Your task is to repeat the listing exactly.

-- START OF INPUT DATA --

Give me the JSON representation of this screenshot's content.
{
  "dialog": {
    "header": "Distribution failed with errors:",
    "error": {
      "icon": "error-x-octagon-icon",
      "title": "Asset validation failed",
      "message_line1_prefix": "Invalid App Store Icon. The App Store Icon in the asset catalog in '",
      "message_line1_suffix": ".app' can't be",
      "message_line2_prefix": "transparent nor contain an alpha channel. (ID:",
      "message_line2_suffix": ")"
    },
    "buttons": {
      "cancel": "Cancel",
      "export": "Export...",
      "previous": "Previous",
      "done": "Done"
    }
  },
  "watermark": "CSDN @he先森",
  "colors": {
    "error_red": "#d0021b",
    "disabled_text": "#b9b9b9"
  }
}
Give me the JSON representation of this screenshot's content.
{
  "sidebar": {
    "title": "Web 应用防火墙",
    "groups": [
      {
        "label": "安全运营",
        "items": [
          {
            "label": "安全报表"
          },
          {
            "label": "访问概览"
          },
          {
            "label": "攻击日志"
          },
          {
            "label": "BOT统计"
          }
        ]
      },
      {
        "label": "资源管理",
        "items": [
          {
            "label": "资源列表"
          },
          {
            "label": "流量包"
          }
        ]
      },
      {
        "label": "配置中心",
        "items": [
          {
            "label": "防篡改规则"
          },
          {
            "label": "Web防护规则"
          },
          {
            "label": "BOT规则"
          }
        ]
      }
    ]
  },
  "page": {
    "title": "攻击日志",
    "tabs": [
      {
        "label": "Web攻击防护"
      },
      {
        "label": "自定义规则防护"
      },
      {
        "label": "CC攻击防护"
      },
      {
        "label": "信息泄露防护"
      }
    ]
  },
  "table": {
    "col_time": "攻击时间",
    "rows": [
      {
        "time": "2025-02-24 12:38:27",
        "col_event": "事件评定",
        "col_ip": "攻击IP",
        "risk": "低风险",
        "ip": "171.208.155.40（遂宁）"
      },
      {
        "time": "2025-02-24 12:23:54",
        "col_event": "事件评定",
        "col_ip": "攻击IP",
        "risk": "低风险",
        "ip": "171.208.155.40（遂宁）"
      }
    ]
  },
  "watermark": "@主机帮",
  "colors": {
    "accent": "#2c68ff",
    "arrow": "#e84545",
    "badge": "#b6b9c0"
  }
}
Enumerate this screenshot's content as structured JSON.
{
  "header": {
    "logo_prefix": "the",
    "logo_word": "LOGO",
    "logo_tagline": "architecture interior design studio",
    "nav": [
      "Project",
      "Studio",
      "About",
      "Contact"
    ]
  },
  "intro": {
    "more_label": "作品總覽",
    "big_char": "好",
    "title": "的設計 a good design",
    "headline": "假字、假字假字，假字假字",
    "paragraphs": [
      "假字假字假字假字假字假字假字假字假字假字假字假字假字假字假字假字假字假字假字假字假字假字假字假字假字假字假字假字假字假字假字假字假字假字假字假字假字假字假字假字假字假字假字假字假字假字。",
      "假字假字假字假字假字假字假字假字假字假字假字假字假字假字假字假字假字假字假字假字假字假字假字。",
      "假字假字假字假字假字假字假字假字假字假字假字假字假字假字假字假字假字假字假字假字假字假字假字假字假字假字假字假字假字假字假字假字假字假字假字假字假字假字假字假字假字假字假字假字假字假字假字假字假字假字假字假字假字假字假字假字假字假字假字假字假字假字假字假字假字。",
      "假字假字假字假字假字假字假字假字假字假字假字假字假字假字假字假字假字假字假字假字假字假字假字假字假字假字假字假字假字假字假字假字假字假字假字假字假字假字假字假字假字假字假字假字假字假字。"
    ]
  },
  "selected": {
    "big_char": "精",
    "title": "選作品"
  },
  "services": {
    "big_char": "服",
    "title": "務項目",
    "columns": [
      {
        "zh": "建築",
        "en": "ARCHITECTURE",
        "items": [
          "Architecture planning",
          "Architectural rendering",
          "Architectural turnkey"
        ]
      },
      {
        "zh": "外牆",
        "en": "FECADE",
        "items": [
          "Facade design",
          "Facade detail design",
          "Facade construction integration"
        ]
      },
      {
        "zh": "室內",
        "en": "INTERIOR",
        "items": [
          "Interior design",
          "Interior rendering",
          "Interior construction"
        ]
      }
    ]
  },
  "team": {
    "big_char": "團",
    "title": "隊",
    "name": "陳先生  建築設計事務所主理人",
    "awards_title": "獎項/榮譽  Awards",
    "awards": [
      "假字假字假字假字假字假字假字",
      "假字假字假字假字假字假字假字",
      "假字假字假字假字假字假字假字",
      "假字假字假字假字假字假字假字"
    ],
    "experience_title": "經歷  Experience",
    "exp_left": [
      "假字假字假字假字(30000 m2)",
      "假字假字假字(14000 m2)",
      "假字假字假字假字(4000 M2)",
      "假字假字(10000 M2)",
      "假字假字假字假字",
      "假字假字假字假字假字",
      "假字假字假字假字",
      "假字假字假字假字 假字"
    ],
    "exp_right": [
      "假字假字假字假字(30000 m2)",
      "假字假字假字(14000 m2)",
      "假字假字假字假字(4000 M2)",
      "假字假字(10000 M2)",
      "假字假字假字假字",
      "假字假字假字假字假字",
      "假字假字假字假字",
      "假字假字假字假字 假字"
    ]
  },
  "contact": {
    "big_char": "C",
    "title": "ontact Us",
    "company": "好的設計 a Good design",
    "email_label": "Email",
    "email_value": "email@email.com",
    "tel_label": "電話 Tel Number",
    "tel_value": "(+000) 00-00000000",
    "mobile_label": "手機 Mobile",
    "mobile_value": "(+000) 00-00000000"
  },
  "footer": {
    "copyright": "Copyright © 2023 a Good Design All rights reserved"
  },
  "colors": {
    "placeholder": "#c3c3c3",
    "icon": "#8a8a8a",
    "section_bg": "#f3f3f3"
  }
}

-- END OF INPUT DATA --

* CORRECT RESULT *
Give me the JSON representation of this screenshot's content.
{
  "dialog": {
    "header": "Distribution failed with errors:",
    "error": {
      "icon": "error-x-octagon-icon",
      "title": "Asset validation failed",
      "message_line1_prefix": "Invalid App Store Icon. The App Store Icon in the asset catalog in '",
      "message_line1_suffix": ".app' can't be",
      "message_line2_prefix": "transparent nor contain an alpha channel. (ID:",
      "message_line2_suffix": ")"
    },
    "buttons": {
      "cancel": "Cancel",
      "export": "Export...",
      "previous": "Previous",
      "done": "Done"
    }
  },
  "watermark": "CSDN @he先森",
  "colors": {
    "error_red": "#d0021b",
    "disabled_text": "#b9b9b9"
  }
}
Give me the JSON representation of this screenshot's content.
{
  "sidebar": {
    "title": "Web 应用防火墙",
    "groups": [
      {
        "label": "安全运营",
        "items": [
          {
            "label": "安全报表"
          },
          {
            "label": "访问概览"
          },
          {
            "label": "攻击日志"
          },
          {
            "label": "BOT统计"
          }
        ]
      },
      {
        "label": "资源管理",
        "items": [
          {
            "label": "资源列表"
          },
          {
            "label": "流量包"
          }
        ]
      },
      {
        "label": "配置中心",
        "items": [
          {
            "label": "防篡改规则"
          },
          {
            "label": "Web防护规则"
          },
          {
            "label": "BOT规则"
          }
        ]
      }
    ]
  },
  "page": {
    "title": "攻击日志",
    "tabs": [
      {
        "label": "Web攻击防护"
      },
      {
        "label": "自定义规则防护"
      },
      {
        "label": "CC攻击防护"
      },
      {
        "label": "信息泄露防护"
      }
    ]
  },
  "table": {
    "col_time": "攻击时间",
    "rows": [
      {
        "time": "2025-02-24 12:38:27",
        "col_event": "事件评定",
        "col_ip": "攻击IP",
        "risk": "低风险",
        "ip": "171.208.155.40（遂宁）"
      },
      {
        "time": "2025-02-24 12:23:54",
        "col_event": "事件评定",
        "col_ip": "攻击IP",
        "risk": "低风险",
        "ip": "171.208.155.40（遂宁）"
      }
    ]
  },
  "watermark": "@主机帮",
  "colors": {
    "accent": "#2c68ff",
    "arrow": "#e84545",
    "badge": "#b6b9c0"
  }
}
Enumerate this screenshot's content as structured JSON.
{
  "header": {
    "logo_prefix": "the",
    "logo_word": "LOGO",
    "logo_tagline": "architecture interior design studio",
    "nav": [
      "Project",
      "Studio",
      "About",
      "Contact"
    ]
  },
  "intro": {
    "more_label": "作品總覽",
    "big_char": "好",
    "title": "的設計 a good design",
    "headline": "假字、假字假字，假字假字",
    "paragraphs": [
      "假字假字假字假字假字假字假字假字假字假字假字假字假字假字假字假字假字假字假字假字假字假字假字假字假字假字假字假字假字假字假字假字假字假字假字假字假字假字假字假字假字假字假字假字假字假字。",
      "假字假字假字假字假字假字假字假字假字假字假字假字假字假字假字假字假字假字假字假字假字假字假字。",
      "假字假字假字假字假字假字假字假字假字假字假字假字假字假字假字假字假字假字假字假字假字假字假字假字假字假字假字假字假字假字假字假字假字假字假字假字假字假字假字假字假字假字假字假字假字假字假字假字假字假字假字假字假字假字假字假字假字假字假字假字假字假字假字假字假字。",
      "假字假字假字假字假字假字假字假字假字假字假字假字假字假字假字假字假字假字假字假字假字假字假字假字假字假字假字假字假字假字假字假字假字假字假字假字假字假字假字假字假字假字假字假字假字假字。"
    ]
  },
  "selected": {
    "big_char": "精",
    "title": "選作品"
  },
  "services": {
    "big_char": "服",
    "title": "務項目",
    "columns": [
      {
        "zh": "建築",
        "en": "ARCHITECTURE",
        "items": [
          "Architecture planning",
          "Architectural rendering",
          "Architectural turnkey"
        ]
      },
      {
        "zh": "外牆",
        "en": "FECADE",
        "items": [
          "Facade design",
          "Facade detail design",
          "Facade construction integration"
        ]
      },
      {
        "zh": "室內",
        "en": "INTERIOR",
        "items": [
          "Interior design",
          "Interior rendering",
          "Interior construction"
        ]
      }
    ]
  },
  "team": {
    "big_char": "團",
    "title": "隊",
    "name": "陳先生  建築設計事務所主理人",
    "awards_title": "獎項/榮譽  Awards",
    "awards": [
      "假字假字假字假字假字假字假字",
      "假字假字假字假字假字假字假字",
      "假字假字假字假字假字假字假字",
      "假字假字假字假字假字假字假字"
    ],
    "experience_title": "經歷  Experience",
    "exp_left": [
      "假字假字假字假字(30000 m2)",
      "假字假字假字(14000 m2)",
      "假字假字假字假字(4000 M2)",
      "假字假字(10000 M2)",
      "假字假字假字假字",
      "假字假字假字假字假字",
      "假字假字假字假字",
      "假字假字假字假字 假字"
    ],
    "exp_right": [
      "假字假字假字假字(30000 m2)",
      "假字假字假字(14000 m2)",
      "假字假字假字假字(4000 M2)",
      "假字假字(10000 M2)",
      "假字假字假字假字",
      "假字假字假字假字假字",
      "假字假字假字假字",
      "假字假字假字假字 假字"
    ]
  },
  "contact": {
    "big_char": "C",
    "title": "ontact Us",
    "company": "好的設計 a Good design",
    "email_label": "Email",
    "email_value": "email@email.com",
    "tel_label": "電話 Tel Number",
    "tel_value": "(+000) 00-00000000",
    "mobile_label": "手機 Mobile",
    "mobile_value": "(+000) 00-00000000"
  },
  "footer": {
    "copyright": "Copyright © 2023 a Good Design All rights reserved"
  },
  "colors": {
    "placeholder": "#c3c3c3",
    "icon": "#8a8a8a",
    "section_bg": "#f3f3f3"
  }
}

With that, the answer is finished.